Material for the task:
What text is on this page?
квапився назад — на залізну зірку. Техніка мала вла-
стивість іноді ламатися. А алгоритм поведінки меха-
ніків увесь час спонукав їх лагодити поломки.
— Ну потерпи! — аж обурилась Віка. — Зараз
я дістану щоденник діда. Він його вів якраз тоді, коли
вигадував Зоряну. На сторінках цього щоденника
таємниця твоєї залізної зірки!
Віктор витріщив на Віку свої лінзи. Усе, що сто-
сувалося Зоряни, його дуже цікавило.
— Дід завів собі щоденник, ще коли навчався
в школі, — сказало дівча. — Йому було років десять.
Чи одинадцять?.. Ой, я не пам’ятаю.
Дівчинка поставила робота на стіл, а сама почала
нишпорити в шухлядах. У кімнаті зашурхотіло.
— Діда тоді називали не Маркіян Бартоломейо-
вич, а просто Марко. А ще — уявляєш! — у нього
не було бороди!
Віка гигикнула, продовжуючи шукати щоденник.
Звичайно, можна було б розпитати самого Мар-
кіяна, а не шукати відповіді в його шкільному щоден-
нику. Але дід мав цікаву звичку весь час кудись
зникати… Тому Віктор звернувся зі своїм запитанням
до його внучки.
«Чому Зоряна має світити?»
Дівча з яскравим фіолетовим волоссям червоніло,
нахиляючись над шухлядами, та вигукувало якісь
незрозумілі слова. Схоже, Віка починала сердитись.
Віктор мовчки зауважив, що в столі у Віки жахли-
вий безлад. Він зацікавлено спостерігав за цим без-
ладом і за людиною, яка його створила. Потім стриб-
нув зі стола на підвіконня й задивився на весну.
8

Exercise instructions:
The records above must be output exactly, in full.

Written answer:
What text is on this page?
квапився назад — на залізну зірку. Техніка мала вла-
стивість іноді ламатися. А алгоритм поведінки меха-
ніків увесь час спонукав їх лагодити поломки.
— Ну потерпи! — аж обурилась Віка. — Зараз
я дістану щоденник діда. Він його вів якраз тоді, коли
вигадував Зоряну. На сторінках цього щоденника
таємниця твоєї залізної зірки!
Віктор витріщив на Віку свої лінзи. Усе, що сто-
сувалося Зоряни, його дуже цікавило.
— Дід завів собі щоденник, ще коли навчався
в школі, — сказало дівча. — Йому було років десять.
Чи одинадцять?.. Ой, я не пам’ятаю.
Дівчинка поставила робота на стіл, а сама почала
нишпорити в шухлядах. У кімнаті зашурхотіло.
— Діда тоді називали не Маркіян Бартоломейо-
вич, а просто Марко. А ще — уявляєш! — у нього
не було бороди!
Віка гигикнула, продовжуючи шукати щоденник.
Звичайно, можна було б розпитати самого Мар-
кіяна, а не шукати відповіді в його шкільному щоден-
нику. Але дід мав цікаву звичку весь час кудись
зникати… Тому Віктор звернувся зі своїм запитанням
до його внучки.
«Чому Зоряна має світити?»
Дівча з яскравим фіолетовим волоссям червоніло,
нахиляючись над шухлядами, та вигукувало якісь
незрозумілі слова. Схоже, Віка починала сердитись.
Віктор мовчки зауважив, що в столі у Віки жахли-
вий безлад. Він зацікавлено спостерігав за цим без-
ладом і за людиною, яка його створила. Потім стриб-
нув зі стола на підвіконня й задивився на весну.
8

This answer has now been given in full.